___ DATA EXCERPTS ___

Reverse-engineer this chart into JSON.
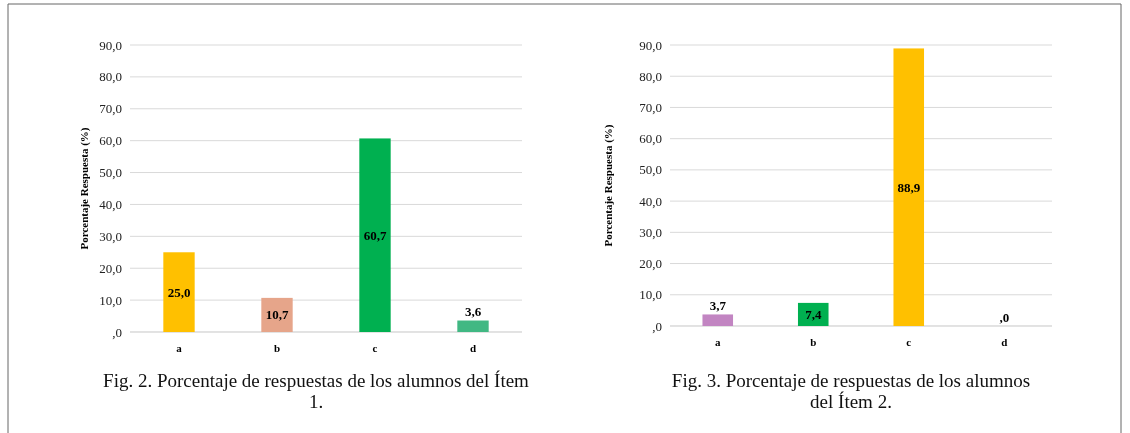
{
  "chart_data": [
    {
      "type": "bar",
      "title": "Fig. 2. Porcentaje de respuestas de los alumnos del Ítem 1.",
      "ylabel": "Porcentaje Respuesta (%)",
      "categories": [
        "a",
        "b",
        "c",
        "d"
      ],
      "values": [
        25.0,
        10.7,
        60.7,
        3.6
      ],
      "colors": [
        "#ffc000",
        "#e6a58a",
        "#00b050",
        "#41b883"
      ],
      "value_labels": [
        "25,0",
        "10,7",
        "60,7",
        "3,6"
      ],
      "ylim": [
        0,
        90
      ],
      "yticks": [
        {
          "value": 0,
          "label": ",0"
        },
        {
          "value": 10,
          "label": "10,0"
        },
        {
          "value": 20,
          "label": "20,0"
        },
        {
          "value": 30,
          "label": "30,0"
        },
        {
          "value": 40,
          "label": "40,0"
        },
        {
          "value": 50,
          "label": "50,0"
        },
        {
          "value": 60,
          "label": "60,0"
        },
        {
          "value": 70,
          "label": "70,0"
        },
        {
          "value": 80,
          "label": "80,0"
        },
        {
          "value": 90,
          "label": "90,0"
        }
      ],
      "grid": "y"
    },
    {
      "type": "bar",
      "title": "Fig. 3. Porcentaje de respuestas de los alumnos del Ítem 2.",
      "ylabel": "Porcentaje Respuesta (%)",
      "categories": [
        "a",
        "b",
        "c",
        "d"
      ],
      "values": [
        3.7,
        7.4,
        88.9,
        0.0
      ],
      "colors": [
        "#c285c2",
        "#00b050",
        "#ffc000",
        "#5b9bd5"
      ],
      "value_labels": [
        "3,7",
        "7,4",
        "88,9",
        ",0"
      ],
      "ylim": [
        0,
        90
      ],
      "yticks": [
        {
          "value": 0,
          "label": ",0"
        },
        {
          "value": 10,
          "label": "10,0"
        },
        {
          "value": 20,
          "label": "20,0"
        },
        {
          "value": 30,
          "label": "30,0"
        },
        {
          "value": 40,
          "label": "40,0"
        },
        {
          "value": 50,
          "label": "50,0"
        },
        {
          "value": 60,
          "label": "60,0"
        },
        {
          "value": 70,
          "label": "70,0"
        },
        {
          "value": 80,
          "label": "80,0"
        },
        {
          "value": 90,
          "label": "90,0"
        }
      ],
      "grid": "y"
    }
  ]
}
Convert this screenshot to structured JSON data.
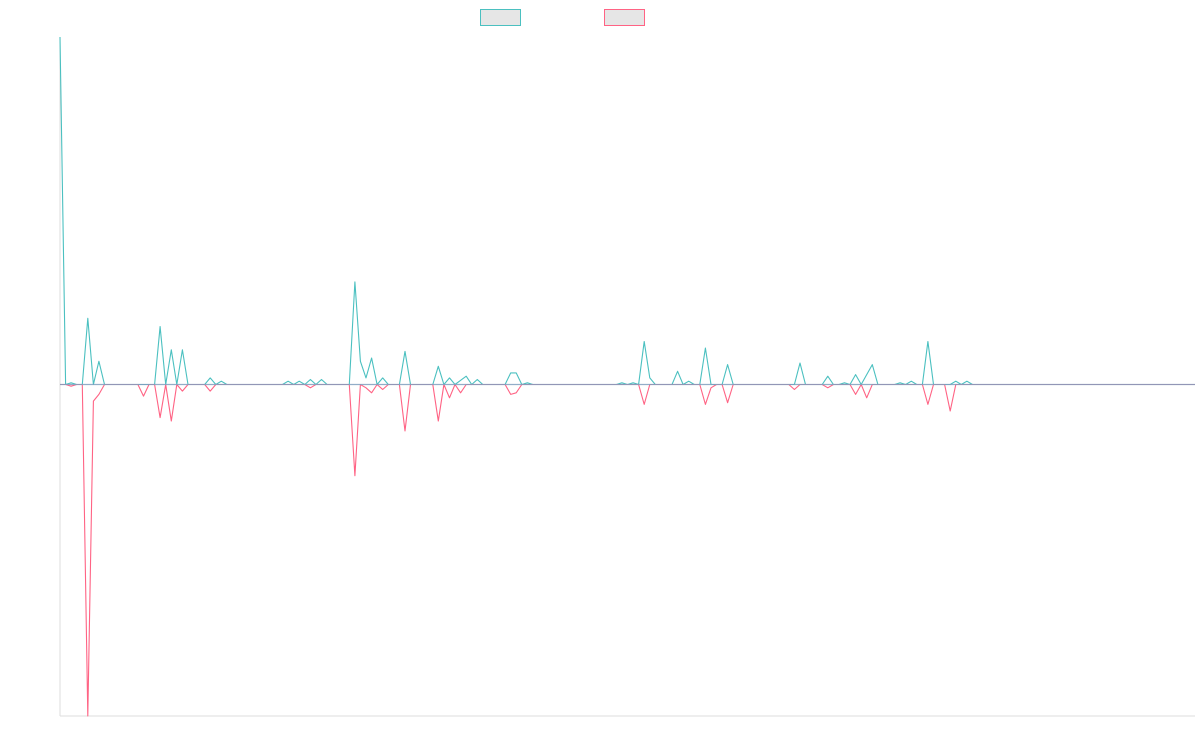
{
  "chart_data": {
    "type": "line",
    "title": "",
    "xlabel": "",
    "ylabel": "",
    "x_count": 205,
    "ylim": [
      -100,
      100
    ],
    "grid": false,
    "legend": "top-center",
    "colors": {
      "series_a": "#4bc0c0",
      "series_b": "#ff6384",
      "legend_fill": "#e6e6e6",
      "baseline": "#7f9fbf",
      "axis": "#dddddd"
    },
    "series": [
      {
        "name": "",
        "color": "#4bc0c0",
        "points": [
          [
            0,
            105
          ],
          [
            1,
            0
          ],
          [
            2,
            0.5
          ],
          [
            3,
            0
          ],
          [
            4,
            0
          ],
          [
            5,
            20
          ],
          [
            6,
            0
          ],
          [
            7,
            7
          ],
          [
            8,
            0
          ],
          [
            10,
            0
          ],
          [
            12,
            0
          ],
          [
            14,
            0
          ],
          [
            15,
            0
          ],
          [
            16,
            0
          ],
          [
            17,
            0
          ],
          [
            18,
            17.5
          ],
          [
            19,
            0
          ],
          [
            20,
            10.5
          ],
          [
            21,
            0
          ],
          [
            22,
            10.5
          ],
          [
            23,
            0
          ],
          [
            25,
            0
          ],
          [
            26,
            0
          ],
          [
            27,
            2
          ],
          [
            28,
            0
          ],
          [
            29,
            1
          ],
          [
            30,
            0
          ],
          [
            40,
            0
          ],
          [
            41,
            1
          ],
          [
            42,
            0
          ],
          [
            43,
            1
          ],
          [
            44,
            0
          ],
          [
            45,
            1.5
          ],
          [
            46,
            0
          ],
          [
            47,
            1.5
          ],
          [
            48,
            0
          ],
          [
            50,
            0
          ],
          [
            51,
            0
          ],
          [
            52,
            0
          ],
          [
            53,
            31
          ],
          [
            54,
            7
          ],
          [
            55,
            2
          ],
          [
            56,
            8
          ],
          [
            57,
            0
          ],
          [
            58,
            2
          ],
          [
            59,
            0
          ],
          [
            60,
            0
          ],
          [
            61,
            0
          ],
          [
            62,
            10
          ],
          [
            63,
            0
          ],
          [
            65,
            0
          ],
          [
            67,
            0
          ],
          [
            68,
            5.5
          ],
          [
            69,
            0
          ],
          [
            70,
            2
          ],
          [
            71,
            0
          ],
          [
            73,
            2.5
          ],
          [
            74,
            0
          ],
          [
            75,
            1.5
          ],
          [
            76,
            0
          ],
          [
            80,
            0
          ],
          [
            81,
            3.5
          ],
          [
            82,
            3.5
          ],
          [
            83,
            0
          ],
          [
            84,
            0.5
          ],
          [
            85,
            0
          ],
          [
            100,
            0
          ],
          [
            101,
            0.5
          ],
          [
            102,
            0
          ],
          [
            103,
            0.5
          ],
          [
            104,
            0
          ],
          [
            105,
            13
          ],
          [
            106,
            2
          ],
          [
            107,
            0
          ],
          [
            110,
            0
          ],
          [
            111,
            4
          ],
          [
            112,
            0
          ],
          [
            113,
            1
          ],
          [
            114,
            0
          ],
          [
            115,
            0
          ],
          [
            116,
            11
          ],
          [
            117,
            0
          ],
          [
            118,
            0
          ],
          [
            119,
            0
          ],
          [
            120,
            6
          ],
          [
            121,
            0
          ],
          [
            128,
            0
          ],
          [
            129,
            0
          ],
          [
            130,
            0
          ],
          [
            131,
            0
          ],
          [
            132,
            0
          ],
          [
            133,
            6.5
          ],
          [
            134,
            0
          ],
          [
            137,
            0
          ],
          [
            138,
            2.5
          ],
          [
            139,
            0
          ],
          [
            140,
            0
          ],
          [
            141,
            0.5
          ],
          [
            142,
            0
          ],
          [
            143,
            3
          ],
          [
            144,
            0
          ],
          [
            145,
            3
          ],
          [
            146,
            6
          ],
          [
            147,
            0
          ],
          [
            150,
            0
          ],
          [
            151,
            0.5
          ],
          [
            152,
            0
          ],
          [
            153,
            1
          ],
          [
            154,
            0
          ],
          [
            155,
            0
          ],
          [
            156,
            13
          ],
          [
            157,
            0
          ],
          [
            160,
            0
          ],
          [
            161,
            1
          ],
          [
            162,
            0
          ],
          [
            163,
            1
          ],
          [
            164,
            0
          ],
          [
            204,
            0
          ]
        ]
      },
      {
        "name": "",
        "color": "#ff6384",
        "points": [
          [
            0,
            0
          ],
          [
            1,
            0
          ],
          [
            2,
            -0.5
          ],
          [
            3,
            0
          ],
          [
            4,
            0
          ],
          [
            5,
            -100
          ],
          [
            6,
            -5
          ],
          [
            7,
            -3
          ],
          [
            8,
            0
          ],
          [
            14,
            0
          ],
          [
            15,
            -3.5
          ],
          [
            16,
            0
          ],
          [
            17,
            0
          ],
          [
            18,
            -10
          ],
          [
            19,
            0
          ],
          [
            20,
            -11
          ],
          [
            21,
            0
          ],
          [
            22,
            -2
          ],
          [
            23,
            0
          ],
          [
            25,
            0
          ],
          [
            26,
            0
          ],
          [
            27,
            -2
          ],
          [
            28,
            0
          ],
          [
            44,
            0
          ],
          [
            45,
            -1
          ],
          [
            46,
            0
          ],
          [
            50,
            0
          ],
          [
            51,
            0
          ],
          [
            52,
            0
          ],
          [
            53,
            -27.5
          ],
          [
            54,
            0
          ],
          [
            55,
            -1
          ],
          [
            56,
            -2.5
          ],
          [
            57,
            0
          ],
          [
            58,
            -1.5
          ],
          [
            59,
            0
          ],
          [
            60,
            0
          ],
          [
            61,
            0
          ],
          [
            62,
            -14
          ],
          [
            63,
            0
          ],
          [
            67,
            0
          ],
          [
            68,
            -11
          ],
          [
            69,
            0
          ],
          [
            70,
            -4
          ],
          [
            71,
            0
          ],
          [
            72,
            -2.5
          ],
          [
            73,
            0
          ],
          [
            80,
            0
          ],
          [
            81,
            -3
          ],
          [
            82,
            -2.5
          ],
          [
            83,
            0
          ],
          [
            104,
            0
          ],
          [
            105,
            -6
          ],
          [
            106,
            0
          ],
          [
            114,
            0
          ],
          [
            115,
            0
          ],
          [
            116,
            -6
          ],
          [
            117,
            -1
          ],
          [
            118,
            0
          ],
          [
            119,
            0
          ],
          [
            120,
            -5.5
          ],
          [
            121,
            0
          ],
          [
            131,
            0
          ],
          [
            132,
            -1.5
          ],
          [
            133,
            0
          ],
          [
            137,
            0
          ],
          [
            138,
            -1
          ],
          [
            139,
            0
          ],
          [
            142,
            0
          ],
          [
            143,
            -3
          ],
          [
            144,
            0
          ],
          [
            145,
            -4
          ],
          [
            146,
            0
          ],
          [
            155,
            0
          ],
          [
            156,
            -6
          ],
          [
            157,
            0
          ],
          [
            159,
            0
          ],
          [
            160,
            -8
          ],
          [
            161,
            0
          ],
          [
            204,
            0
          ]
        ]
      }
    ]
  }
}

___

▶ _INSTRUCTIONS FOR THE TASK_
Using the entries above, return each line in which the word "alumnos" occurs.

▶ _PROBLEM SOLUTION_
      "title": "Fig. 2. Porcentaje de respuestas de los alumnos del Ítem 1.",
      "title": "Fig. 3. Porcentaje de respuestas de los alumnos del Ítem 2.",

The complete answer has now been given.